(Extracted records)

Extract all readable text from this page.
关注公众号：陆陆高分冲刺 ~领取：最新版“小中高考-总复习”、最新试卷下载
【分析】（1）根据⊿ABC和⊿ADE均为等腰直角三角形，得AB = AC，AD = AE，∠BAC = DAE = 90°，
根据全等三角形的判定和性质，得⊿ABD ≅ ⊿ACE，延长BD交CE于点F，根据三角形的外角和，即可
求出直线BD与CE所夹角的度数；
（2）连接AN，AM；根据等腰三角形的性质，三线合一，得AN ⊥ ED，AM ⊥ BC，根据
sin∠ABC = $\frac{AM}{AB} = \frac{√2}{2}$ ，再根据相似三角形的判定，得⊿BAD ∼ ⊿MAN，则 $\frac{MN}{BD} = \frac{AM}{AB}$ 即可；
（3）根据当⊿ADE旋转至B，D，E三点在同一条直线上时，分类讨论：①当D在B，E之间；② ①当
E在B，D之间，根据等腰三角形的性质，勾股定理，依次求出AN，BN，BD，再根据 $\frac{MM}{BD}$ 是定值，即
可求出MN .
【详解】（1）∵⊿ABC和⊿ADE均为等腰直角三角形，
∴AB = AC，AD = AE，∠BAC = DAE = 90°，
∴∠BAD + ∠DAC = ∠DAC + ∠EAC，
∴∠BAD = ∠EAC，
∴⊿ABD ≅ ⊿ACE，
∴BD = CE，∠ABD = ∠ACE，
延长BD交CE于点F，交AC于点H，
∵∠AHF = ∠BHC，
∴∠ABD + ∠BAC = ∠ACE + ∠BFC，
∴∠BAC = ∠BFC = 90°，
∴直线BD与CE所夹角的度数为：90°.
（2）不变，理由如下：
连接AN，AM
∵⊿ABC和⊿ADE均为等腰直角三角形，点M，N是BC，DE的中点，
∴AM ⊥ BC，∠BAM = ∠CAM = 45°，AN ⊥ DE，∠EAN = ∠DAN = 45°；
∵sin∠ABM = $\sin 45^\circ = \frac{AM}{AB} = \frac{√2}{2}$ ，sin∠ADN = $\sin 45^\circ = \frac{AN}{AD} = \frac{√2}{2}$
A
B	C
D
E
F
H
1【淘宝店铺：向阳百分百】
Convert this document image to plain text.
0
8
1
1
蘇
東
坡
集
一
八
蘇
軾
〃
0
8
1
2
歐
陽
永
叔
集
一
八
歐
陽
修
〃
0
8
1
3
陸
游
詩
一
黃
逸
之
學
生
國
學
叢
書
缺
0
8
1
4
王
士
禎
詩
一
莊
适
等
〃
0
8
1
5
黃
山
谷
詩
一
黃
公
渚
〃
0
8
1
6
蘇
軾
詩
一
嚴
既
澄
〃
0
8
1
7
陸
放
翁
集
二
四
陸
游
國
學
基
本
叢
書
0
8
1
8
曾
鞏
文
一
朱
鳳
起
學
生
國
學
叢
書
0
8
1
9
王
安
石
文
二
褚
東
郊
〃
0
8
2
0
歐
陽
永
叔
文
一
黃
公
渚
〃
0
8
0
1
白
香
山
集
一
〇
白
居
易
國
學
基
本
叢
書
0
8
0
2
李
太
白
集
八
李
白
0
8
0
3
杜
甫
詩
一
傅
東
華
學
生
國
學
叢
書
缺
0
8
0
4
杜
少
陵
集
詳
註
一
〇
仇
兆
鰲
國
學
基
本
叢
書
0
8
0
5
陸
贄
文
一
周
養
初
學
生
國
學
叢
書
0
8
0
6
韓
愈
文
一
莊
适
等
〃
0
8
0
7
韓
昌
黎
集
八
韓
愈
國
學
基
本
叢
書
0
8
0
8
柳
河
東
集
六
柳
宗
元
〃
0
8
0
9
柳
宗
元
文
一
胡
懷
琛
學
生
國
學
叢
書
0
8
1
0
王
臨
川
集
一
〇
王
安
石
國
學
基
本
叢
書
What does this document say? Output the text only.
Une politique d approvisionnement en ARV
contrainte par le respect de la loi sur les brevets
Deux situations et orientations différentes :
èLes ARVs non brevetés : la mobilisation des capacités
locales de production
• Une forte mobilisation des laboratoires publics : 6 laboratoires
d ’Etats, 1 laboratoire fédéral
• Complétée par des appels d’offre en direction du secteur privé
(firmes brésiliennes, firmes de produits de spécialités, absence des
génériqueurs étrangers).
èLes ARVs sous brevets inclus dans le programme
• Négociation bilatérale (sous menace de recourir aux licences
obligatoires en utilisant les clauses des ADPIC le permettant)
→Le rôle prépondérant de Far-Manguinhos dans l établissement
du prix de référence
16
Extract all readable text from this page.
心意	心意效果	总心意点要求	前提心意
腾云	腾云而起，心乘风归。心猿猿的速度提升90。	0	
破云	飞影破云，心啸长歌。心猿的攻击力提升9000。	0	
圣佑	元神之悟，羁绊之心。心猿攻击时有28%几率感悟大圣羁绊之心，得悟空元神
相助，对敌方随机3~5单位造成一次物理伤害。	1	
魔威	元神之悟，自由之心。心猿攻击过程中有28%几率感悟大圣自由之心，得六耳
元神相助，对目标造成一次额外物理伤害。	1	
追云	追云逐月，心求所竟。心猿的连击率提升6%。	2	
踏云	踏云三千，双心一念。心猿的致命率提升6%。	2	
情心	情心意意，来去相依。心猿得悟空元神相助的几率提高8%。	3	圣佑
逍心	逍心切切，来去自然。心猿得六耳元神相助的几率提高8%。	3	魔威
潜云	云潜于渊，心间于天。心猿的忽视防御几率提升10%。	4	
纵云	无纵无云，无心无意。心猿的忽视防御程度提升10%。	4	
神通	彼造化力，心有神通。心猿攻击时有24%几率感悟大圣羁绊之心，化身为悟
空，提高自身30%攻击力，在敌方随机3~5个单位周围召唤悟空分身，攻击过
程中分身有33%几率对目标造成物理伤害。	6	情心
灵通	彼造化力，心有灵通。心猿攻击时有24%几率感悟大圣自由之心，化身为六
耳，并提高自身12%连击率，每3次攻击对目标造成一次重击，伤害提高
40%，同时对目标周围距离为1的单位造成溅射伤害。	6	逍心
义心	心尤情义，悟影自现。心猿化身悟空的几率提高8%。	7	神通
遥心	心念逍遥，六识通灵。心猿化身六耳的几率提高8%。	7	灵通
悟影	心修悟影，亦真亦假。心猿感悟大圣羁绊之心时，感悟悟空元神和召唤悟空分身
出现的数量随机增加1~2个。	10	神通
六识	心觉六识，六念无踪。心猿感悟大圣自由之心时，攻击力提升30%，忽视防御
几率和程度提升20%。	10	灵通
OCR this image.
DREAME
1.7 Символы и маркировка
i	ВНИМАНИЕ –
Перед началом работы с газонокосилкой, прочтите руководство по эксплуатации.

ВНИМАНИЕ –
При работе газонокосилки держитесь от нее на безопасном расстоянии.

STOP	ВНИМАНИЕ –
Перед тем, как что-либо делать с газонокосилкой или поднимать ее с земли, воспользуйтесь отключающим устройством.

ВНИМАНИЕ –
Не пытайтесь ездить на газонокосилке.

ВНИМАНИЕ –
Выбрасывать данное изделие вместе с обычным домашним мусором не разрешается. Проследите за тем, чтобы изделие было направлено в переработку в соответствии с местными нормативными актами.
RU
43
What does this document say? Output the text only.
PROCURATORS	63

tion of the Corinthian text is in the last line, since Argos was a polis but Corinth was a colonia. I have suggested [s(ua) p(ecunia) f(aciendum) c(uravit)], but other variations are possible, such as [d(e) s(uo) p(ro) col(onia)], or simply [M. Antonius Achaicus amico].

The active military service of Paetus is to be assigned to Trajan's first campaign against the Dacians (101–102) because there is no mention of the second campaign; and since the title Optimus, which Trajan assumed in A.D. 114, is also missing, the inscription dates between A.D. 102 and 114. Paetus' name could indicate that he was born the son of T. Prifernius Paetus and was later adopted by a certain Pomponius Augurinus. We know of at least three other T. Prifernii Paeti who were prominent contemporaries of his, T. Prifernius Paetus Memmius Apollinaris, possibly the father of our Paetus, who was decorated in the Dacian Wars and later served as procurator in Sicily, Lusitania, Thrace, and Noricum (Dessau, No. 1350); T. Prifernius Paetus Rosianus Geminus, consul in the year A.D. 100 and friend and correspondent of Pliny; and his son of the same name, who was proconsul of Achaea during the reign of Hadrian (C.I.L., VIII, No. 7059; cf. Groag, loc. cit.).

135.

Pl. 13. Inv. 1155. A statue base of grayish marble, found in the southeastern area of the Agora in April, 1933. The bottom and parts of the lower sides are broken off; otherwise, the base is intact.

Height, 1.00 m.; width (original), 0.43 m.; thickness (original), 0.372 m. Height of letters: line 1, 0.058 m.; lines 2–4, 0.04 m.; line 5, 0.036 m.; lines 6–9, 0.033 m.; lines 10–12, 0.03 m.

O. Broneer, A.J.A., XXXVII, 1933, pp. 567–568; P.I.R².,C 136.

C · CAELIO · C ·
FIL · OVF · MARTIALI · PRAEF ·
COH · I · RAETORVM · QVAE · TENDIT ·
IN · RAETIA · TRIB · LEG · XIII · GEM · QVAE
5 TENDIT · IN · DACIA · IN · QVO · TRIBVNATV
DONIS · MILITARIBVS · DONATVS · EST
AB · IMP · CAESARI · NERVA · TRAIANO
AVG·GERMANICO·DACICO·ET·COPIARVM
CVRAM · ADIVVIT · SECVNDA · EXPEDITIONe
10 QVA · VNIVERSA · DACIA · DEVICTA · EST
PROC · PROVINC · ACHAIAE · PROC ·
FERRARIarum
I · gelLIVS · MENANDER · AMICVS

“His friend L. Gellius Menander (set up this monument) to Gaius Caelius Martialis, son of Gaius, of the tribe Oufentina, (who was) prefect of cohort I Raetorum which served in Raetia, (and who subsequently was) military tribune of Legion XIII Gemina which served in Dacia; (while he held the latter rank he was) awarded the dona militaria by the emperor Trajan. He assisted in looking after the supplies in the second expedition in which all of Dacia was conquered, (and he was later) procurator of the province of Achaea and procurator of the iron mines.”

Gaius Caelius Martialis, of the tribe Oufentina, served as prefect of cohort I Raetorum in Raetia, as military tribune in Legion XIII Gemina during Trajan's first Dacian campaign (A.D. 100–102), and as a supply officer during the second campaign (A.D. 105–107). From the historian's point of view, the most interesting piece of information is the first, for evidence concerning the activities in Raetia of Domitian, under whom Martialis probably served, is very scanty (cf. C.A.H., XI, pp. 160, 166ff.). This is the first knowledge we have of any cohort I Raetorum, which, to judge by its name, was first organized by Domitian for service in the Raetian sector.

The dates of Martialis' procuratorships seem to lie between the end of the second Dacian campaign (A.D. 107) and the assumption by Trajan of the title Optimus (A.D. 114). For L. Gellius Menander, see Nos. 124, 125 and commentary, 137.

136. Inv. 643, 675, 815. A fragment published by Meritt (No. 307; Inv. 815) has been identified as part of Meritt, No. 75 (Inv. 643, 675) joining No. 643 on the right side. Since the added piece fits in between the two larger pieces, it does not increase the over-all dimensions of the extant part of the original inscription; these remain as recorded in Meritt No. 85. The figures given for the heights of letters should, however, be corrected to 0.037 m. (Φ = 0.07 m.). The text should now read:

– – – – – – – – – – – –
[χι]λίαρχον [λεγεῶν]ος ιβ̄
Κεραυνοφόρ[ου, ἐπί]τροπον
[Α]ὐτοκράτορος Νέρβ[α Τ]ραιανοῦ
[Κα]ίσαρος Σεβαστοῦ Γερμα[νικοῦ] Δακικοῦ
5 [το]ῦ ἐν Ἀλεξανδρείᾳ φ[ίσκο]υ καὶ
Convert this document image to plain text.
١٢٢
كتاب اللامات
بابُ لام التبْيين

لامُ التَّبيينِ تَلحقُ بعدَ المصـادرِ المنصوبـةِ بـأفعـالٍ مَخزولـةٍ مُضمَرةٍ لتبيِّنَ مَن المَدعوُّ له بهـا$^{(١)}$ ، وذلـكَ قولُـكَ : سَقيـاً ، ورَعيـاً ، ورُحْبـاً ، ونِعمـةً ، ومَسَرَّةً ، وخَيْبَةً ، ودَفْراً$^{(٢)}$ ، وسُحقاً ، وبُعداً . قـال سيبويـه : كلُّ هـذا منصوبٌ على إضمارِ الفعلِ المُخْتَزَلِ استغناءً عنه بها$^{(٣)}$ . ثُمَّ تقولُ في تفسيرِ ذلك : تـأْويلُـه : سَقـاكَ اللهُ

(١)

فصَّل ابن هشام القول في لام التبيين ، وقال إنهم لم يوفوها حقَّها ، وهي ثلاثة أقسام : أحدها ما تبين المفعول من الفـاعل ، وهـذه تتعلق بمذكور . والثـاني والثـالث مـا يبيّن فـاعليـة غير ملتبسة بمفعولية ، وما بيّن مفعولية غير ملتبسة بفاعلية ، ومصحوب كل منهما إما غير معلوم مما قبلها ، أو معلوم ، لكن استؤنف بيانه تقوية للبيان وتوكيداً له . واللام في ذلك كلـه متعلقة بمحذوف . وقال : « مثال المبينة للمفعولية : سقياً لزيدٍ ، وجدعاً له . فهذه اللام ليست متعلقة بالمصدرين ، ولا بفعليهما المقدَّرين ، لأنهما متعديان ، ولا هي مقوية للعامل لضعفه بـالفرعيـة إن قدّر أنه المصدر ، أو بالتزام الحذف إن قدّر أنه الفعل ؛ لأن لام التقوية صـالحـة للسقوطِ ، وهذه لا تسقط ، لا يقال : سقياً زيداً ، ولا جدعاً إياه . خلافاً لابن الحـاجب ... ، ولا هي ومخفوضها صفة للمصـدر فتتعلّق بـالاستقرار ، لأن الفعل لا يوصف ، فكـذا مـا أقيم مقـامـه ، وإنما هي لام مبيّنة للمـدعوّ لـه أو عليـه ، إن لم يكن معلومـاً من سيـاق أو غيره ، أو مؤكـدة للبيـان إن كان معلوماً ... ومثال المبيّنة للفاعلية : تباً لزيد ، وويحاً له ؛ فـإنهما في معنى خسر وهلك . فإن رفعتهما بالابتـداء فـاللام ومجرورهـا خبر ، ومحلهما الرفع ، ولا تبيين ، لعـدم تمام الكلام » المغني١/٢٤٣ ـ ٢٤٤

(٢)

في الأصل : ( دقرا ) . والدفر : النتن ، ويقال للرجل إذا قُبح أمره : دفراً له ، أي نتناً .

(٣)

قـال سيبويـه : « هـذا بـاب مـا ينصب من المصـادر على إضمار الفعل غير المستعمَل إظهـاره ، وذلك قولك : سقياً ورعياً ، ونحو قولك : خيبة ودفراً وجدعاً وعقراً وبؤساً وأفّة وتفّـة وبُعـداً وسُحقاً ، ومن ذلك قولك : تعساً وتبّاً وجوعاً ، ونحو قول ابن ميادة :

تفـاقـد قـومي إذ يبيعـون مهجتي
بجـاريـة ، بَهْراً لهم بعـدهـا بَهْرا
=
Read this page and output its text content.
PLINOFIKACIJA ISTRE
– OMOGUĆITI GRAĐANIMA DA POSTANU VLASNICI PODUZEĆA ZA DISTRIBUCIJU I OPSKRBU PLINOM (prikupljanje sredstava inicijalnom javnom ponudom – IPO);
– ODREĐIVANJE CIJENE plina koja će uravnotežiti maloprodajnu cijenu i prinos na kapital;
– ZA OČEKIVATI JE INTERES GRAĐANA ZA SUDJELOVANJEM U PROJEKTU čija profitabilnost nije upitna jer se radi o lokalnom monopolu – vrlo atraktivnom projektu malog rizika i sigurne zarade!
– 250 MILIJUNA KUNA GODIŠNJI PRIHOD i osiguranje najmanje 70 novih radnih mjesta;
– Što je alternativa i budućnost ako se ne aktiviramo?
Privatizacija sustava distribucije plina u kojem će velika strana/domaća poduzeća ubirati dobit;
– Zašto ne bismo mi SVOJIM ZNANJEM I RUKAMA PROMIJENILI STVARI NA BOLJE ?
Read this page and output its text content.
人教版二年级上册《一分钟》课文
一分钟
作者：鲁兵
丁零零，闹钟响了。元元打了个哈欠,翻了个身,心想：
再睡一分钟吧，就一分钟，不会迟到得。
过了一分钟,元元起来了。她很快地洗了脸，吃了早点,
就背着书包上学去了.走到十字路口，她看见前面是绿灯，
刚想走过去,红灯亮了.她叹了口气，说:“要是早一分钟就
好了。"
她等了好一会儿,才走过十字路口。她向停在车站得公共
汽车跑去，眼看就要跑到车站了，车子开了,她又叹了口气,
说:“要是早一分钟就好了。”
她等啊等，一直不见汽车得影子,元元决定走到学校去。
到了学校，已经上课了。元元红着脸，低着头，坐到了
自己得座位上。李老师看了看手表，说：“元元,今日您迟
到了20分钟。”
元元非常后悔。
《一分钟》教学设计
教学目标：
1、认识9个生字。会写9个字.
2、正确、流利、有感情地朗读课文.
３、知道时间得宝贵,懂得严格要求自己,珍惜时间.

What you are asked to do:
Across the records, how many lines contain "连接AN"? Only the number should be given.

Solution to the exercise:
2